= WORK REQUIRED =
Copy every line in which the string "arvot" occurs.

= DATA TO USE =

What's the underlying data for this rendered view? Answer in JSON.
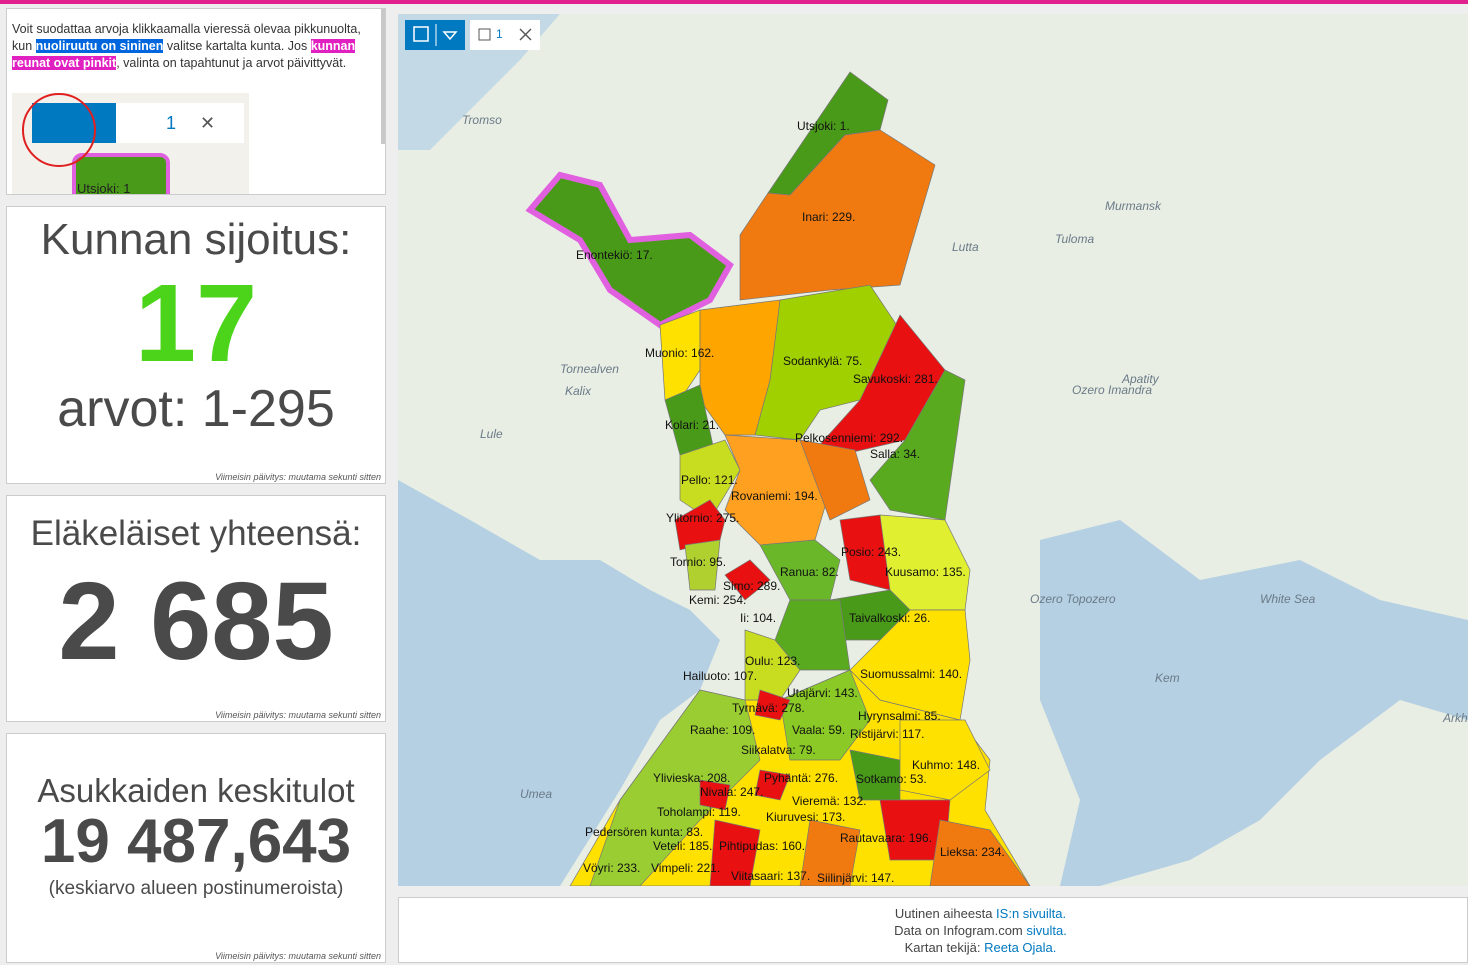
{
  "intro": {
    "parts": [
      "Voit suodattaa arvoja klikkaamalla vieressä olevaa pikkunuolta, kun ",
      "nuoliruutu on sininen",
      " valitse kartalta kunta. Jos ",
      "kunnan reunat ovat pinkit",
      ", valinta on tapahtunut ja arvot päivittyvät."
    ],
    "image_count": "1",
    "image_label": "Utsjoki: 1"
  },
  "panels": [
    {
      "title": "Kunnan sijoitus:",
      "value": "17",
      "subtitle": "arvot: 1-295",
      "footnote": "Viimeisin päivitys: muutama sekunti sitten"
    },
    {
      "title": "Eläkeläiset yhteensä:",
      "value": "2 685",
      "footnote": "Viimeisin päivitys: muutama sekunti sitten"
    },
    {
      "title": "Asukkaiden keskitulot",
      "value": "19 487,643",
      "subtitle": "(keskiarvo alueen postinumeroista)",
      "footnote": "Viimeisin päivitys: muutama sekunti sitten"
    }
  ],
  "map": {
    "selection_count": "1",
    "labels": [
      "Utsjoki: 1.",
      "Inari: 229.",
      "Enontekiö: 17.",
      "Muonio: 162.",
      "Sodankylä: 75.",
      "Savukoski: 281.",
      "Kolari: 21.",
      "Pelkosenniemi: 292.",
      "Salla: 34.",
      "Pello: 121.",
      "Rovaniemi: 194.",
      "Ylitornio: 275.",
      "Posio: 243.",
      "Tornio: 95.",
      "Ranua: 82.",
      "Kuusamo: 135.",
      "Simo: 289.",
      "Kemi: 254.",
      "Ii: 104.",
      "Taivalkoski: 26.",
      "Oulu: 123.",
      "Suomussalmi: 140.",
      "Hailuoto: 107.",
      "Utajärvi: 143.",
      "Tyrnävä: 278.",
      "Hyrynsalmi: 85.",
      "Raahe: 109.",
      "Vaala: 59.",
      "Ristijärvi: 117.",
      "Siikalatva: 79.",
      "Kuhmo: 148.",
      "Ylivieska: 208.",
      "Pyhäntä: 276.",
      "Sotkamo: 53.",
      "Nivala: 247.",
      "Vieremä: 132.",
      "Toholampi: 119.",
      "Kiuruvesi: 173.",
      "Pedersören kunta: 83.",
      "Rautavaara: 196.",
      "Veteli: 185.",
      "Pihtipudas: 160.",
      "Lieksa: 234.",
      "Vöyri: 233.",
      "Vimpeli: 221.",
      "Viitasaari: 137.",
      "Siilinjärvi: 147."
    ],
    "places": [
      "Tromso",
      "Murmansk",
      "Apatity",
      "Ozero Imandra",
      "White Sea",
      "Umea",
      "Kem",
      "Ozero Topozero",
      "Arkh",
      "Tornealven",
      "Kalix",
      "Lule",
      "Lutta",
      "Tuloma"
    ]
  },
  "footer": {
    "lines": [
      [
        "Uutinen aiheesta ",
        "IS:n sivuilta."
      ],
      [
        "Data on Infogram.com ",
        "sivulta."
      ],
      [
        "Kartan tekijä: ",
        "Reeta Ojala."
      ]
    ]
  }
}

* * *

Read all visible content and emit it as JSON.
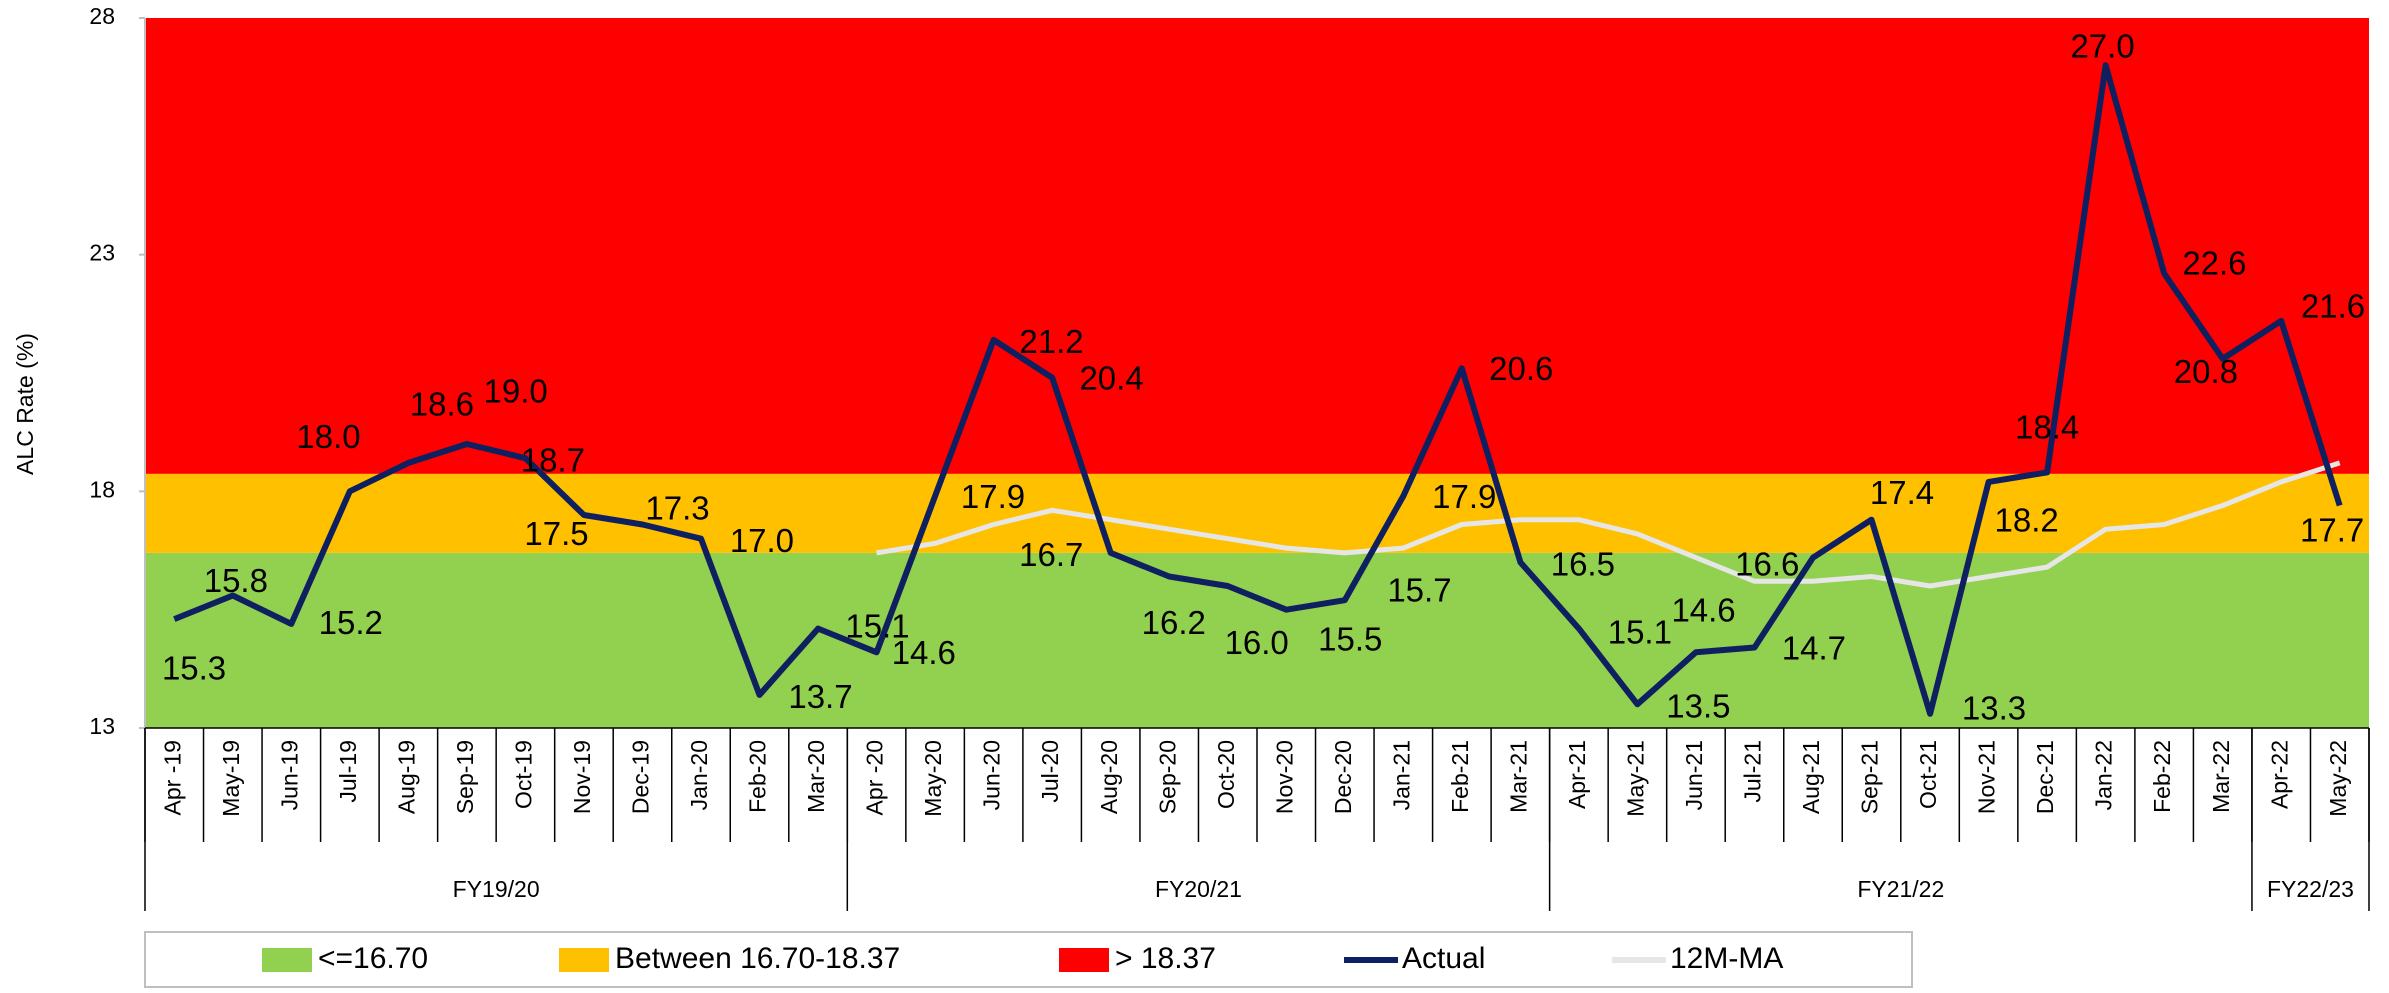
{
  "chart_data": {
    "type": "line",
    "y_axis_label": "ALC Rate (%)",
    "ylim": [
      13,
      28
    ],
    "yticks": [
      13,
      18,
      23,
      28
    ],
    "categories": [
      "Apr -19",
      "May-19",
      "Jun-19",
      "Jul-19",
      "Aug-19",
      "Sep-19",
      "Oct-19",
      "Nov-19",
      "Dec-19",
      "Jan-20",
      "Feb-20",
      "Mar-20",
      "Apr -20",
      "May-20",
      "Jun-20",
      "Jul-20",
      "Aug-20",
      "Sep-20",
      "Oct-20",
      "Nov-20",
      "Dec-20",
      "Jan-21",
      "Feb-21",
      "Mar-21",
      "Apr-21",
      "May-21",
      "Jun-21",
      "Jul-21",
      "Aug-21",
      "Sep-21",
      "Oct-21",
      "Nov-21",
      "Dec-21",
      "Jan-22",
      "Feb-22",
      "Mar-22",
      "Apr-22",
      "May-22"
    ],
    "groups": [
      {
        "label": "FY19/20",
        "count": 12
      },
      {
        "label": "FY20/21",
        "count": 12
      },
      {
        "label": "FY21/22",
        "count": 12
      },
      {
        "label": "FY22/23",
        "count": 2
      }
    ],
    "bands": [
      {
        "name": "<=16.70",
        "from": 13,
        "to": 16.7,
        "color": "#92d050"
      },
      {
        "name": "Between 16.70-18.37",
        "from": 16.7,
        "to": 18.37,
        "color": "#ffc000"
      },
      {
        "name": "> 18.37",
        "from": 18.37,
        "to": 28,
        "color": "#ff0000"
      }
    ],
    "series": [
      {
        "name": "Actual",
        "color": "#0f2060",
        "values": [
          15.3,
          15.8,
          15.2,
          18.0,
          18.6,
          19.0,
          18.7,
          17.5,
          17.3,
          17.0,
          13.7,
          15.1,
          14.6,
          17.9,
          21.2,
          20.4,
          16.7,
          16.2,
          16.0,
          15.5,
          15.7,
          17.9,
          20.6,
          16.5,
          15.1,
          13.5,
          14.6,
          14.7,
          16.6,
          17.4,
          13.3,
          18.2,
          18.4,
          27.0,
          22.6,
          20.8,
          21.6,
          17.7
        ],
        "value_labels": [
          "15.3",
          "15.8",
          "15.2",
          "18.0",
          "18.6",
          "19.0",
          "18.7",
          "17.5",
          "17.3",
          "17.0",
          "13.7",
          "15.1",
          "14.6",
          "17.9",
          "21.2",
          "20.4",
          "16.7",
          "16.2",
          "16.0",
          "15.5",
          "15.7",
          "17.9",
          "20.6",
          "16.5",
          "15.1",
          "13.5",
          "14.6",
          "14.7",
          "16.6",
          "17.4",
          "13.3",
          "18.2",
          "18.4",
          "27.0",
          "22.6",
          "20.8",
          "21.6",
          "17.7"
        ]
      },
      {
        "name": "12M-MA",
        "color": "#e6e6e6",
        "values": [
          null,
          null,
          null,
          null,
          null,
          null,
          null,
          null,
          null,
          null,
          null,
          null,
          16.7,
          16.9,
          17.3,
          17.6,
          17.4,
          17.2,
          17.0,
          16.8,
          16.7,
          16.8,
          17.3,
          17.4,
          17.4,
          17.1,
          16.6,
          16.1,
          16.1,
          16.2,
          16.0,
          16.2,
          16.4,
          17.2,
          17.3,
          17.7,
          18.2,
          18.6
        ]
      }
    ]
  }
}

= FINAL RESULT =
      ", valinta on tapahtunut ja arvot päivittyvät."
      "subtitle": "arvot: 1-295",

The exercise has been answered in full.